— begin DATASET RECORDS —

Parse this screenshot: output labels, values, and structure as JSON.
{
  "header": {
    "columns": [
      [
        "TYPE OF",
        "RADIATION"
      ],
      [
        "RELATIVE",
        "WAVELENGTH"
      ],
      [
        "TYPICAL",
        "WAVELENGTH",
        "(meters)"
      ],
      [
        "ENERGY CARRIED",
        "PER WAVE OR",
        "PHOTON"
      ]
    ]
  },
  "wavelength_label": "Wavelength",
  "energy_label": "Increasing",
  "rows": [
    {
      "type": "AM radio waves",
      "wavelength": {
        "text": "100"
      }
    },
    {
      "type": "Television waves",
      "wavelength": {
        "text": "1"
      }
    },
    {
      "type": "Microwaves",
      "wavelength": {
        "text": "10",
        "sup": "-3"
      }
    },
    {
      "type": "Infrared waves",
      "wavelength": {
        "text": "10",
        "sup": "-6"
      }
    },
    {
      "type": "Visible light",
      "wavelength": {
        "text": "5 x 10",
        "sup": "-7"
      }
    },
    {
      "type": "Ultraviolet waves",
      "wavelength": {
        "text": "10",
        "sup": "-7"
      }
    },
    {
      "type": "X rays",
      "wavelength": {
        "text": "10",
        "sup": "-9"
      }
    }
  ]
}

— end DATASET RECORDS —

All of the data shown above must be copied exactly.

RESULT OF THIS EXERCISE →
Parse this screenshot: output labels, values, and structure as JSON.
{
  "header": {
    "columns": [
      [
        "TYPE OF",
        "RADIATION"
      ],
      [
        "RELATIVE",
        "WAVELENGTH"
      ],
      [
        "TYPICAL",
        "WAVELENGTH",
        "(meters)"
      ],
      [
        "ENERGY CARRIED",
        "PER WAVE OR",
        "PHOTON"
      ]
    ]
  },
  "wavelength_label": "Wavelength",
  "energy_label": "Increasing",
  "rows": [
    {
      "type": "AM radio waves",
      "wavelength": {
        "text": "100"
      }
    },
    {
      "type": "Television waves",
      "wavelength": {
        "text": "1"
      }
    },
    {
      "type": "Microwaves",
      "wavelength": {
        "text": "10",
        "sup": "-3"
      }
    },
    {
      "type": "Infrared waves",
      "wavelength": {
        "text": "10",
        "sup": "-6"
      }
    },
    {
      "type": "Visible light",
      "wavelength": {
        "text": "5 x 10",
        "sup": "-7"
      }
    },
    {
      "type": "Ultraviolet waves",
      "wavelength": {
        "text": "10",
        "sup": "-7"
      }
    },
    {
      "type": "X rays",
      "wavelength": {
        "text": "10",
        "sup": "-9"
      }
    }
  ]
}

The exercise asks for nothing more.